**Description of the task**:
Leave every picture out and write out the records below exactly.

**Provided records**:

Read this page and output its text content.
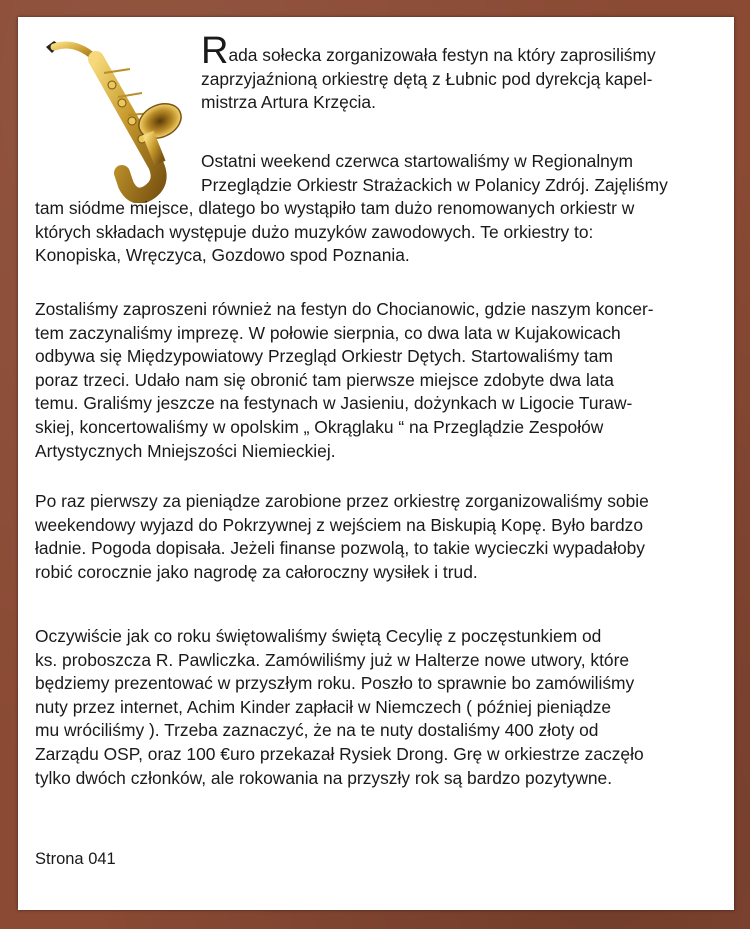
Rada sołecka zorganizowała festyn na który zaprosiliśmy
zaprzyjaźnioną orkiestrę dętą z Łubnic pod dyrekcją kapel-
mistrza Artura Krzęcia.
Ostatni weekend czerwca startowaliśmy w Regionalnym
Przeglądzie Orkiestr Strażackich w Polanicy Zdrój. Zajęliśmy
tam siódme miejsce, dlatego bo wystąpiło tam dużo renomowanych orkiestr w
których składach występuje dużo muzyków zawodowych. Te orkiestry to:
Konopiska, Wręczyca, Gozdowo spod Poznania.
Zostaliśmy zaproszeni również na festyn do Chocianowic, gdzie naszym koncer-
tem zaczynaliśmy imprezę. W połowie sierpnia, co dwa lata w Kujakowicach
odbywa się Międzypowiatowy Przegląd Orkiestr Dętych. Startowaliśmy tam
poraz trzeci. Udało nam się obronić tam pierwsze miejsce zdobyte dwa lata
temu. Graliśmy jeszcze na festynach w Jasieniu, dożynkach w Ligocie Turaw-
skiej, koncertowaliśmy w opolskim „ Okrąglaku “ na Przeglądzie Zespołów
Artystycznych Mniejszości Niemieckiej.
Po raz pierwszy za pieniądze zarobione przez orkiestrę zorganizowaliśmy sobie
weekendowy wyjazd do Pokrzywnej z wejściem na Biskupią Kopę. Było bardzo
ładnie. Pogoda dopisała. Jeżeli finanse pozwolą, to takie wycieczki wypadałoby
robić corocznie jako nagrodę za całoroczny wysiłek i trud.
Oczywiście jak co roku świętowaliśmy świętą Cecylię z poczęstunkiem od
ks. proboszcza R. Pawliczka. Zamówiliśmy już w Halterze nowe utwory, które
będziemy prezentować w przyszłym roku. Poszło to sprawnie bo zamówiliśmy
nuty przez internet, Achim Kinder zapłacił w Niemczech ( później pieniądze
mu wróciliśmy ). Trzeba zaznaczyć, że na te nuty dostaliśmy 400 złoty od
Zarządu OSP, oraz 100 €uro przekazał Rysiek Drong. Grę w orkiestrze zaczęło
tylko dwóch członków, ale rokowania na przyszły rok są bardzo pozytywne.
Strona 041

**Correct response**:
Read this page and output its text content.
Rada sołecka zorganizowała festyn na który zaprosiliśmy
zaprzyjaźnioną orkiestrę dętą z Łubnic pod dyrekcją kapel-
mistrza Artura Krzęcia.
Ostatni weekend czerwca startowaliśmy w Regionalnym
Przeglądzie Orkiestr Strażackich w Polanicy Zdrój. Zajęliśmy
tam siódme miejsce, dlatego bo wystąpiło tam dużo renomowanych orkiestr w
których składach występuje dużo muzyków zawodowych. Te orkiestry to:
Konopiska, Wręczyca, Gozdowo spod Poznania.
Zostaliśmy zaproszeni również na festyn do Chocianowic, gdzie naszym koncer-
tem zaczynaliśmy imprezę. W połowie sierpnia, co dwa lata w Kujakowicach
odbywa się Międzypowiatowy Przegląd Orkiestr Dętych. Startowaliśmy tam
poraz trzeci. Udało nam się obronić tam pierwsze miejsce zdobyte dwa lata
temu. Graliśmy jeszcze na festynach w Jasieniu, dożynkach w Ligocie Turaw-
skiej, koncertowaliśmy w opolskim „ Okrąglaku “ na Przeglądzie Zespołów
Artystycznych Mniejszości Niemieckiej.
Po raz pierwszy za pieniądze zarobione przez orkiestrę zorganizowaliśmy sobie
weekendowy wyjazd do Pokrzywnej z wejściem na Biskupią Kopę. Było bardzo
ładnie. Pogoda dopisała. Jeżeli finanse pozwolą, to takie wycieczki wypadałoby
robić corocznie jako nagrodę za całoroczny wysiłek i trud.
Oczywiście jak co roku świętowaliśmy świętą Cecylię z poczęstunkiem od
ks. proboszcza R. Pawliczka. Zamówiliśmy już w Halterze nowe utwory, które
będziemy prezentować w przyszłym roku. Poszło to sprawnie bo zamówiliśmy
nuty przez internet, Achim Kinder zapłacił w Niemczech ( później pieniądze
mu wróciliśmy ). Trzeba zaznaczyć, że na te nuty dostaliśmy 400 złoty od
Zarządu OSP, oraz 100 €uro przekazał Rysiek Drong. Grę w orkiestrze zaczęło
tylko dwóch członków, ale rokowania na przyszły rok są bardzo pozytywne.
Strona 041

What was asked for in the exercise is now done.